→ **WRITTEN EXERCISE**
Transcribe the material verbatim in full; the pictures do not belong in the copy.

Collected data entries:
=======
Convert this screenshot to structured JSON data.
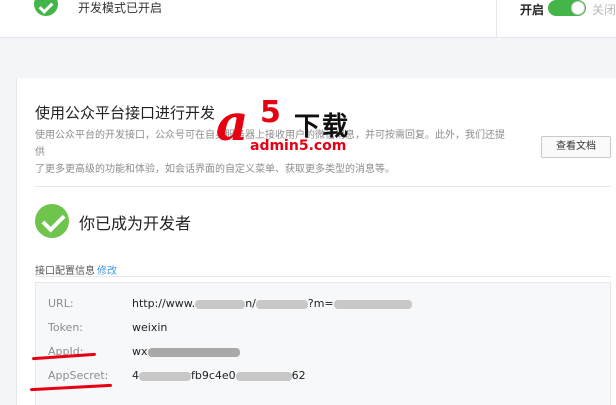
{
  "header": {
    "title": "开发模式已开启",
    "toggle_on_label": "开启",
    "toggle_off_label": "关闭"
  },
  "developer": {
    "title": "使用公众平台接口进行开发",
    "description_line1": "使用公众平台的开发接口，公众号可在自身服务器上接收用户的微信消息，并可按需回复。此外，我们还提供",
    "description_line2": "了更多更高级的功能和体验，如会话界面的自定义菜单、获取更多类型的消息等。",
    "docs_button": "查看文档"
  },
  "watermark": {
    "logo_a": "a",
    "logo_5": "5",
    "logo_cn": "下载",
    "url": "admin5.com"
  },
  "status": {
    "became_developer": "你已成为开发者"
  },
  "config": {
    "section_label": "接口配置信息",
    "edit_label": "修改",
    "rows": [
      {
        "key": "URL:",
        "value_a": "http://www.",
        "value_b": "n/",
        "value_c": "?m="
      },
      {
        "key": "Token:",
        "value_a": "weixin"
      },
      {
        "key": "AppId:",
        "value_a": "wx"
      },
      {
        "key": "AppSecret:",
        "value_a": "4",
        "value_b": "fb9c4e0",
        "value_c": "62"
      }
    ]
  },
  "colors": {
    "accent_green": "#44b549",
    "link_blue": "#459ae9",
    "annotation_red": "#e60012"
  }
}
=======
→ **OUTPUT BELOW**
Convert this screenshot to structured JSON data.
{
  "header": {
    "title": "开发模式已开启",
    "toggle_on_label": "开启",
    "toggle_off_label": "关闭"
  },
  "developer": {
    "title": "使用公众平台接口进行开发",
    "description_line1": "使用公众平台的开发接口，公众号可在自身服务器上接收用户的微信消息，并可按需回复。此外，我们还提供",
    "description_line2": "了更多更高级的功能和体验，如会话界面的自定义菜单、获取更多类型的消息等。",
    "docs_button": "查看文档"
  },
  "watermark": {
    "logo_a": "a",
    "logo_5": "5",
    "logo_cn": "下载",
    "url": "admin5.com"
  },
  "status": {
    "became_developer": "你已成为开发者"
  },
  "config": {
    "section_label": "接口配置信息",
    "edit_label": "修改",
    "rows": [
      {
        "key": "URL:",
        "value_a": "http://www.",
        "value_b": "n/",
        "value_c": "?m="
      },
      {
        "key": "Token:",
        "value_a": "weixin"
      },
      {
        "key": "AppId:",
        "value_a": "wx"
      },
      {
        "key": "AppSecret:",
        "value_a": "4",
        "value_b": "fb9c4e0",
        "value_c": "62"
      }
    ]
  },
  "colors": {
    "accent_green": "#44b549",
    "link_blue": "#459ae9",
    "annotation_red": "#e60012"
  }
}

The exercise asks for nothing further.